**THE TASK**:
Exactly reproduce each entry, leaving out nothing.

**INFORMATION GIVEN**:
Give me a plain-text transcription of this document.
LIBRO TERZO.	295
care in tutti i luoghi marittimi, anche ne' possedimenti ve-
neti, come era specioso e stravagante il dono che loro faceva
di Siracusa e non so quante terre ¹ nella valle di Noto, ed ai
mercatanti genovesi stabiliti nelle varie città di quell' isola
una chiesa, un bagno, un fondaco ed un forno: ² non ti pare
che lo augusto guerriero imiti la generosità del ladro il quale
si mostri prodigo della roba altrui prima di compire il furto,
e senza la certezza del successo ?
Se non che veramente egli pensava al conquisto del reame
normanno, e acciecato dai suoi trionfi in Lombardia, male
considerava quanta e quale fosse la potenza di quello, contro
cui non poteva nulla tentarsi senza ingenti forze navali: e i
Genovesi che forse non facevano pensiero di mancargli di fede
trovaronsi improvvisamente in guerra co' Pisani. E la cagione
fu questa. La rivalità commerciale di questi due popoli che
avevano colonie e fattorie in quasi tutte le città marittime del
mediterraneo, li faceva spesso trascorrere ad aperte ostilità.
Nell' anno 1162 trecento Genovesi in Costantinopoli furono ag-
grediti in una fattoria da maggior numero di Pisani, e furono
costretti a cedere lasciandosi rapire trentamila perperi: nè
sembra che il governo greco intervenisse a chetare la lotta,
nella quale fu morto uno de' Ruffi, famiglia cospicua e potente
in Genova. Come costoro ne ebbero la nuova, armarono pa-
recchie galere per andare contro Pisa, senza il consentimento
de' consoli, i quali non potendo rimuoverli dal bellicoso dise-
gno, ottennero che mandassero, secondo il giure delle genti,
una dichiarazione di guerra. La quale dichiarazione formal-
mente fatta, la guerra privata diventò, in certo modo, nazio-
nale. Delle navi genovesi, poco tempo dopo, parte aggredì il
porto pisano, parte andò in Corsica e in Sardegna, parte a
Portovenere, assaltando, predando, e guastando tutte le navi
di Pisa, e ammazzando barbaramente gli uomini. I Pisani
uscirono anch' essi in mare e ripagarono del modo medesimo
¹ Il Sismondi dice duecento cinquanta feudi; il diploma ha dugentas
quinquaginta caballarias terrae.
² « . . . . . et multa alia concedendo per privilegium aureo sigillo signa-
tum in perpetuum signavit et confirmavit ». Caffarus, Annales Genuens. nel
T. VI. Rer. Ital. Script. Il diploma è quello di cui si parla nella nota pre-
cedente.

**SOLUTION BELOW**:
Give me a plain-text transcription of this document.
LIBRO TERZO.	295
care in tutti i luoghi marittimi, anche ne' possedimenti ve-
neti, come era specioso e stravagante il dono che loro faceva
di Siracusa e non so quante terre ¹ nella valle di Noto, ed ai
mercatanti genovesi stabiliti nelle varie città di quell' isola
una chiesa, un bagno, un fondaco ed un forno: ² non ti pare
che lo augusto guerriero imiti la generosità del ladro il quale
si mostri prodigo della roba altrui prima di compire il furto,
e senza la certezza del successo ?
Se non che veramente egli pensava al conquisto del reame
normanno, e acciecato dai suoi trionfi in Lombardia, male
considerava quanta e quale fosse la potenza di quello, contro
cui non poteva nulla tentarsi senza ingenti forze navali: e i
Genovesi che forse non facevano pensiero di mancargli di fede
trovaronsi improvvisamente in guerra co' Pisani. E la cagione
fu questa. La rivalità commerciale di questi due popoli che
avevano colonie e fattorie in quasi tutte le città marittime del
mediterraneo, li faceva spesso trascorrere ad aperte ostilità.
Nell' anno 1162 trecento Genovesi in Costantinopoli furono ag-
grediti in una fattoria da maggior numero di Pisani, e furono
costretti a cedere lasciandosi rapire trentamila perperi: nè
sembra che il governo greco intervenisse a chetare la lotta,
nella quale fu morto uno de' Ruffi, famiglia cospicua e potente
in Genova. Come costoro ne ebbero la nuova, armarono pa-
recchie galere per andare contro Pisa, senza il consentimento
de' consoli, i quali non potendo rimuoverli dal bellicoso dise-
gno, ottennero che mandassero, secondo il giure delle genti,
una dichiarazione di guerra. La quale dichiarazione formal-
mente fatta, la guerra privata diventò, in certo modo, nazio-
nale. Delle navi genovesi, poco tempo dopo, parte aggredì il
porto pisano, parte andò in Corsica e in Sardegna, parte a
Portovenere, assaltando, predando, e guastando tutte le navi
di Pisa, e ammazzando barbaramente gli uomini. I Pisani
uscirono anch' essi in mare e ripagarono del modo medesimo
¹ Il Sismondi dice duecento cinquanta feudi; il diploma ha dugentas
quinquaginta caballarias terrae.
² « . . . . . et multa alia concedendo per privilegium aureo sigillo signa-
tum in perpetuum signavit et confirmavit ». Caffarus, Annales Genuens. nel
T. VI. Rer. Ital. Script. Il diploma è quello di cui si parla nella nota pre-
cedente.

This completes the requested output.